↓

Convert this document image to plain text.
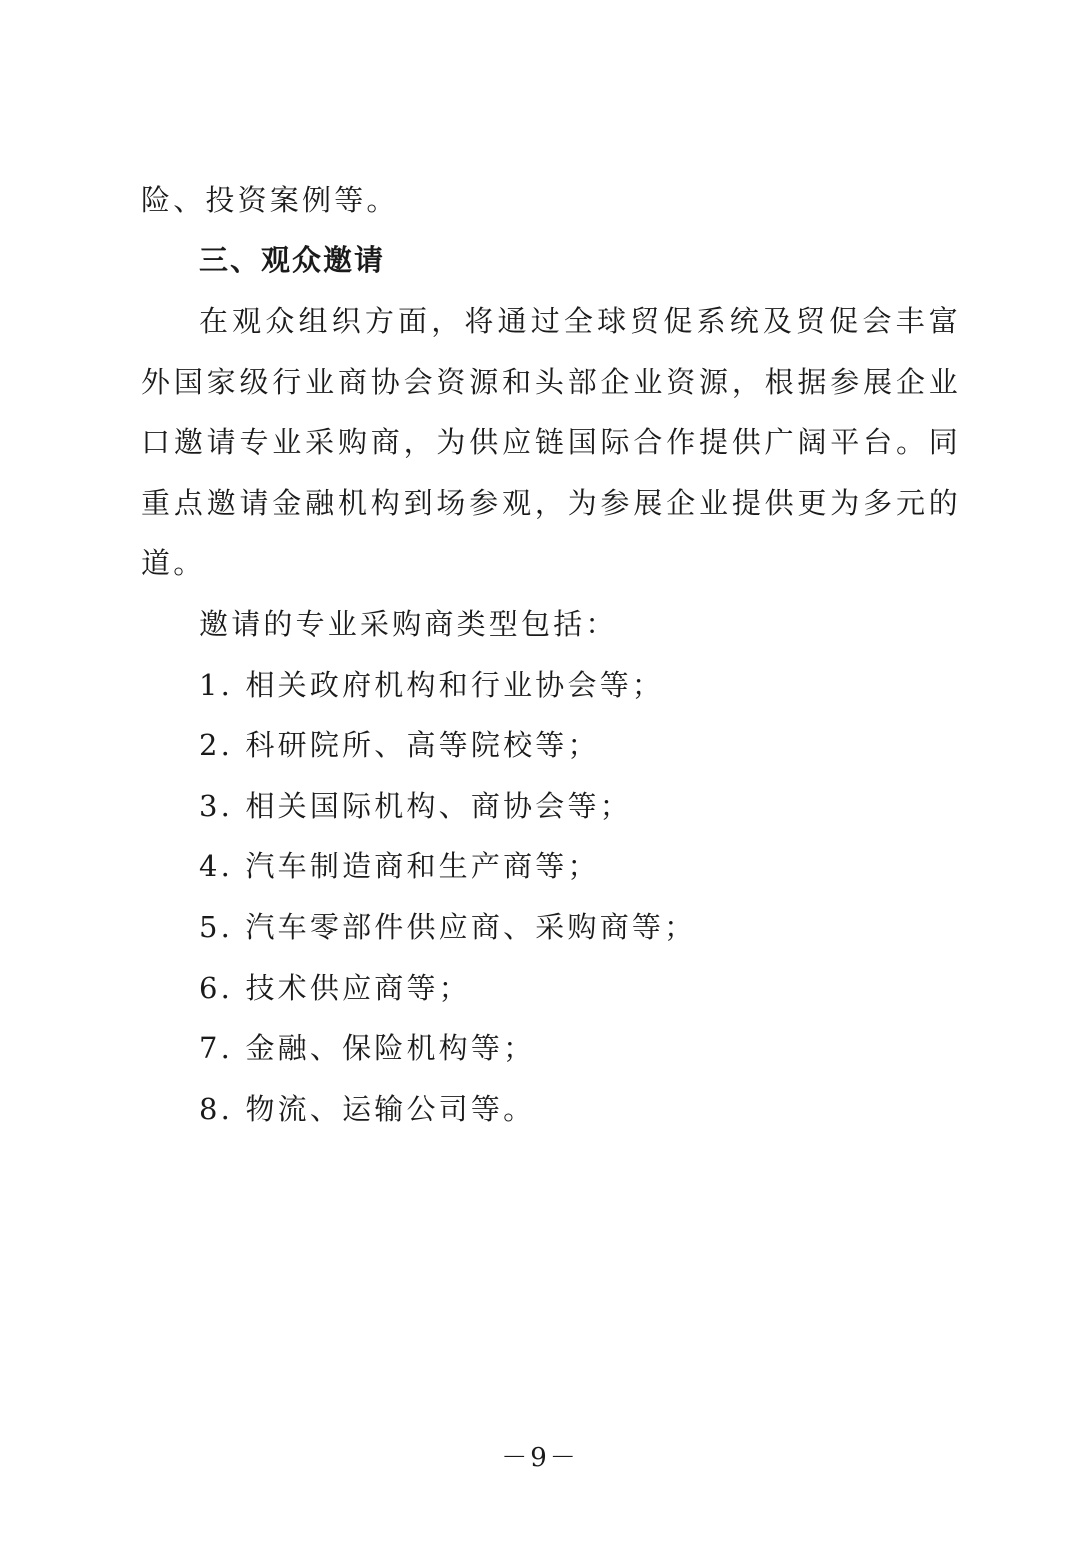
险、投资案例等。
三、观众邀请
在观众组织方面，将通过全球贸促系统及贸促会丰富
外国家级行业商协会资源和头部企业资源，根据参展企业
口邀请专业采购商，为供应链国际合作提供广阔平台。同
重点邀请金融机构到场参观，为参展企业提供更为多元的
道。
邀请的专业采购商类型包括：
1. 相关政府机构和行业协会等；
2. 科研院所、高等院校等；
3. 相关国际机构、商协会等；
4. 汽车制造商和生产商等；
5. 汽车零部件供应商、采购商等；
6. 技术供应商等；
7. 金融、保险机构等；
8. 物流、运输公司等。
－9－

↑

• Exercise requirements
Can you repeat every record above exactly, apart from the pictures?

• Final result
Convert this document image to plain text.
险、投资案例等。
三、观众邀请
在观众组织方面，将通过全球贸促系统及贸促会丰富
外国家级行业商协会资源和头部企业资源，根据参展企业
口邀请专业采购商，为供应链国际合作提供广阔平台。同
重点邀请金融机构到场参观，为参展企业提供更为多元的
道。
邀请的专业采购商类型包括：
1. 相关政府机构和行业协会等；
2. 科研院所、高等院校等；
3. 相关国际机构、商协会等；
4. 汽车制造商和生产商等；
5. 汽车零部件供应商、采购商等；
6. 技术供应商等；
7. 金融、保险机构等；
8. 物流、运输公司等。
－9－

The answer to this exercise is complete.